* [What is required] Tally how many lines of these entries hold the string "Agimexpharm". Return the number alone.

--- Begin ---

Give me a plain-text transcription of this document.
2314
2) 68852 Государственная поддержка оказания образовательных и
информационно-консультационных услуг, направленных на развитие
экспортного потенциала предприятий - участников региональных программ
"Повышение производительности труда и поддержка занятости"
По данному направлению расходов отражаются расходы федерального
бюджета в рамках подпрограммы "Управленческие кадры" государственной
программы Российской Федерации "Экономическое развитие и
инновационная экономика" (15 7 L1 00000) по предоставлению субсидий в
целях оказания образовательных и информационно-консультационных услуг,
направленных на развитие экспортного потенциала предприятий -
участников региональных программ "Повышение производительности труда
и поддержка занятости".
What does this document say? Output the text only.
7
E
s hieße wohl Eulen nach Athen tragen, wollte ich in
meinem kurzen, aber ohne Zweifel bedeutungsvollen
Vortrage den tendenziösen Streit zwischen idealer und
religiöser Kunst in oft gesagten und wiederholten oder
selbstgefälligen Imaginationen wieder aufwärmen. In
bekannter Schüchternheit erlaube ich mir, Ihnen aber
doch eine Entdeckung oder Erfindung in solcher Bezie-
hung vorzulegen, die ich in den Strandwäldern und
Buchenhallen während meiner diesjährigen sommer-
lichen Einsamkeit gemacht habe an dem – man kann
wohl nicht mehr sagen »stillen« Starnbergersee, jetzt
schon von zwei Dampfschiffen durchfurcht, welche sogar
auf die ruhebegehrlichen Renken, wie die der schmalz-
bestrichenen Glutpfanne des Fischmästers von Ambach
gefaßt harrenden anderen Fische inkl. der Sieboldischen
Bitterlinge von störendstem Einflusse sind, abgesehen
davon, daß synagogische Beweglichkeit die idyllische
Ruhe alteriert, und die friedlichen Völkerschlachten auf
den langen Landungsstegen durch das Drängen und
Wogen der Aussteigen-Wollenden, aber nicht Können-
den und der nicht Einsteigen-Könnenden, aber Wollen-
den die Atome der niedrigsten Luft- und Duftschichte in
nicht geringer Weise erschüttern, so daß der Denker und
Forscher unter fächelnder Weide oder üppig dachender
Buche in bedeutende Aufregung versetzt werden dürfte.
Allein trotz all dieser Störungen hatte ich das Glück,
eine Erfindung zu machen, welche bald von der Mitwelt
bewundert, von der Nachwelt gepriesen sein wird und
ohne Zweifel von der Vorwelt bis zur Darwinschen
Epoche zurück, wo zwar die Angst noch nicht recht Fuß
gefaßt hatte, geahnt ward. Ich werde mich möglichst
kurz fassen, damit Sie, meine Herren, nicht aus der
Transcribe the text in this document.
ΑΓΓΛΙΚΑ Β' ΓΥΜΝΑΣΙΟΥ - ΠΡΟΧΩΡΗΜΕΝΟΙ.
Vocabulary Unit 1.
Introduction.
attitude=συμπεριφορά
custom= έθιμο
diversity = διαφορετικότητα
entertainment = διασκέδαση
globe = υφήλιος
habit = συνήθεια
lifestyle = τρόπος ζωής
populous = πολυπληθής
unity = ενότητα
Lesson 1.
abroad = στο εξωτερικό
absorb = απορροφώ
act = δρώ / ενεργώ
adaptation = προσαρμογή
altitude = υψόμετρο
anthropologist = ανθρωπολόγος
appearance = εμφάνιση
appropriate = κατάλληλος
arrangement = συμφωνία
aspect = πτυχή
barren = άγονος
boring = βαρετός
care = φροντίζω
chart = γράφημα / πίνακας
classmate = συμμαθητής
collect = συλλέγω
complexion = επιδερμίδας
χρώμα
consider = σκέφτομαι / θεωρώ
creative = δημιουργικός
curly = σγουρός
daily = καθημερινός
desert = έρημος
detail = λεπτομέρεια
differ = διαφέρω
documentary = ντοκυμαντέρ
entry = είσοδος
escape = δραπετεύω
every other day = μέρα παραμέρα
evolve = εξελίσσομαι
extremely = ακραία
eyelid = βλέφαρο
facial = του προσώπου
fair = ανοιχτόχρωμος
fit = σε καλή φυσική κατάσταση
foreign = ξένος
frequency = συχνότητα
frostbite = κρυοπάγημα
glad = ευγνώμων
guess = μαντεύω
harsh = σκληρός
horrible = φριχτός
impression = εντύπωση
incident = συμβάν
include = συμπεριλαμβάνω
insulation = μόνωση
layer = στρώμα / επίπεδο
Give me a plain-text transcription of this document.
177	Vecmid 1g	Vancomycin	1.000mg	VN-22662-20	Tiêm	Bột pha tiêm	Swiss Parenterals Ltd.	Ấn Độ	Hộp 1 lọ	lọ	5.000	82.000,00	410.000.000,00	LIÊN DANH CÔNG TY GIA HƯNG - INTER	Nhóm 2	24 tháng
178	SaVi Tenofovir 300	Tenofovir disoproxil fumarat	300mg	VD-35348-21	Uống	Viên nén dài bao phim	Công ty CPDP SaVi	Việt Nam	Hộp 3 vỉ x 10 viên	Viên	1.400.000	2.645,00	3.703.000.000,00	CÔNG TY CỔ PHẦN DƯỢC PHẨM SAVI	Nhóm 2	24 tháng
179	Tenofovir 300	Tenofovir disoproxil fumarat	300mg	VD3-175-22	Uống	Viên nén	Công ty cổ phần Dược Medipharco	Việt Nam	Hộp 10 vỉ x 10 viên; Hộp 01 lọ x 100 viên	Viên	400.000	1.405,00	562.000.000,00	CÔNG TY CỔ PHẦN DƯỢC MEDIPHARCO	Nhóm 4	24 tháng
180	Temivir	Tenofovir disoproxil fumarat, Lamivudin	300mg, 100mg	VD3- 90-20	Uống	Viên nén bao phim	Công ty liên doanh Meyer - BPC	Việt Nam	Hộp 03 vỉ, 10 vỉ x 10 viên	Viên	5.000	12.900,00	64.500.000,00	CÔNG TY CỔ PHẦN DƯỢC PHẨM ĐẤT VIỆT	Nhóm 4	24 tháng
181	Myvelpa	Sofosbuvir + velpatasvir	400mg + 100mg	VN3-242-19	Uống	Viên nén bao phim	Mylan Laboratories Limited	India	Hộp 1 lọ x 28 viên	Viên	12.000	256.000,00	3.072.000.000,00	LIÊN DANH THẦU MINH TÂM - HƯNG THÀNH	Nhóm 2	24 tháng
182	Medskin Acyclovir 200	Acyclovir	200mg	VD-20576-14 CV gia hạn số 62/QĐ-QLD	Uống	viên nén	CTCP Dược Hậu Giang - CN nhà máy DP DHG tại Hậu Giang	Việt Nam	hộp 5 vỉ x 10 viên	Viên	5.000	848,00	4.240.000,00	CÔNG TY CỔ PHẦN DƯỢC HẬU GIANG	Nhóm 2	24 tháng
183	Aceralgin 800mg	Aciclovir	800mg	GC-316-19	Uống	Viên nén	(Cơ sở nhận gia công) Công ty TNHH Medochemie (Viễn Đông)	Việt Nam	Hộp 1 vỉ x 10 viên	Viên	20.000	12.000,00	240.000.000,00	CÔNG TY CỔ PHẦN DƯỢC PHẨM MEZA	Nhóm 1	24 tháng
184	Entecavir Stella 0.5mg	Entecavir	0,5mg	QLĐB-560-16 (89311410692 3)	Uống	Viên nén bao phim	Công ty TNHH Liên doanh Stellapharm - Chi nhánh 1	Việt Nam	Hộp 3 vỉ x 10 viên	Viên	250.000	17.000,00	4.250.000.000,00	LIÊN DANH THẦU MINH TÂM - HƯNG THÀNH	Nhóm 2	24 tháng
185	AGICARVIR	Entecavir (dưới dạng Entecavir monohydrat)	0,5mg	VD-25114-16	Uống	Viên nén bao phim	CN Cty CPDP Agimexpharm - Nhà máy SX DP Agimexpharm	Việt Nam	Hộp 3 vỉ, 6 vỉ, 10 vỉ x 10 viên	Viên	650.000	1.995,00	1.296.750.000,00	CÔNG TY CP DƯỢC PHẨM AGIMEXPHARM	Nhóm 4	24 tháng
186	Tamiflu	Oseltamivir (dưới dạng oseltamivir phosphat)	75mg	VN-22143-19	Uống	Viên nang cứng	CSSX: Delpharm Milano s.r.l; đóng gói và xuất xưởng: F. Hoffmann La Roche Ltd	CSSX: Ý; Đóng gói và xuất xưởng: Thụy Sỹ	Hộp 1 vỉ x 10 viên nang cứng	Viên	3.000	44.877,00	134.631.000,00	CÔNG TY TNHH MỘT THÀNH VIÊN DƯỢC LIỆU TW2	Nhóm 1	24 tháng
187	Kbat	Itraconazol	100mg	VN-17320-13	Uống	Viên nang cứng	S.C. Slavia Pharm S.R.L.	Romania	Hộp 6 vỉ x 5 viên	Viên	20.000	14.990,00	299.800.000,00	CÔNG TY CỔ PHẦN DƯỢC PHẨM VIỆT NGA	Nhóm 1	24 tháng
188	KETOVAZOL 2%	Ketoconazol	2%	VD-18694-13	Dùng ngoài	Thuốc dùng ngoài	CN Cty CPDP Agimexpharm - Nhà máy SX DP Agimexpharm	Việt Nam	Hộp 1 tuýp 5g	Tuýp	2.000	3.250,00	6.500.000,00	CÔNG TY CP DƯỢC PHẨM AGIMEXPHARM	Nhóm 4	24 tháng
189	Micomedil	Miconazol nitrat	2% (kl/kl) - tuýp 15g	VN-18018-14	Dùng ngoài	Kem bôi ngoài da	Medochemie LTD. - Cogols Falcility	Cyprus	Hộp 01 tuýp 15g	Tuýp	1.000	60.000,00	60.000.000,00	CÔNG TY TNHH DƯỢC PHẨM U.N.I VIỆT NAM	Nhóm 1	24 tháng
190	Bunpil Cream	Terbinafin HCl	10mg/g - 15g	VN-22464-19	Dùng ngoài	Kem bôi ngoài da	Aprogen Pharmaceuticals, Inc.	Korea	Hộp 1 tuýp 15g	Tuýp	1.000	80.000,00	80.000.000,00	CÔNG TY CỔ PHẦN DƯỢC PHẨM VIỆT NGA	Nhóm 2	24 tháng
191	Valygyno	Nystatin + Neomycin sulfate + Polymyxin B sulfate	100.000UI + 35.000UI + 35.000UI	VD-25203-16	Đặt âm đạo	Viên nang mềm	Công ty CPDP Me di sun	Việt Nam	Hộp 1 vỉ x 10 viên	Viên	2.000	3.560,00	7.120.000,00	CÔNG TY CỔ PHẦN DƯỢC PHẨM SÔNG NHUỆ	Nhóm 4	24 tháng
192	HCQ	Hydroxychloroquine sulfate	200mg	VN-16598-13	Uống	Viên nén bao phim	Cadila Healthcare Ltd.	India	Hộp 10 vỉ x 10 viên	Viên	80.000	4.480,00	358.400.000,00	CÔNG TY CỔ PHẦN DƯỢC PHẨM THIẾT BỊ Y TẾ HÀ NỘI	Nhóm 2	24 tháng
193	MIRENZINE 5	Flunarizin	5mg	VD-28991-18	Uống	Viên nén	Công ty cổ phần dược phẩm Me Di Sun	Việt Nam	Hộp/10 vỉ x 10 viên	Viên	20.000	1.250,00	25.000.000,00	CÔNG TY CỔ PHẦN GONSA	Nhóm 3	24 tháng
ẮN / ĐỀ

--- End ---

* [Solution to this problem] 2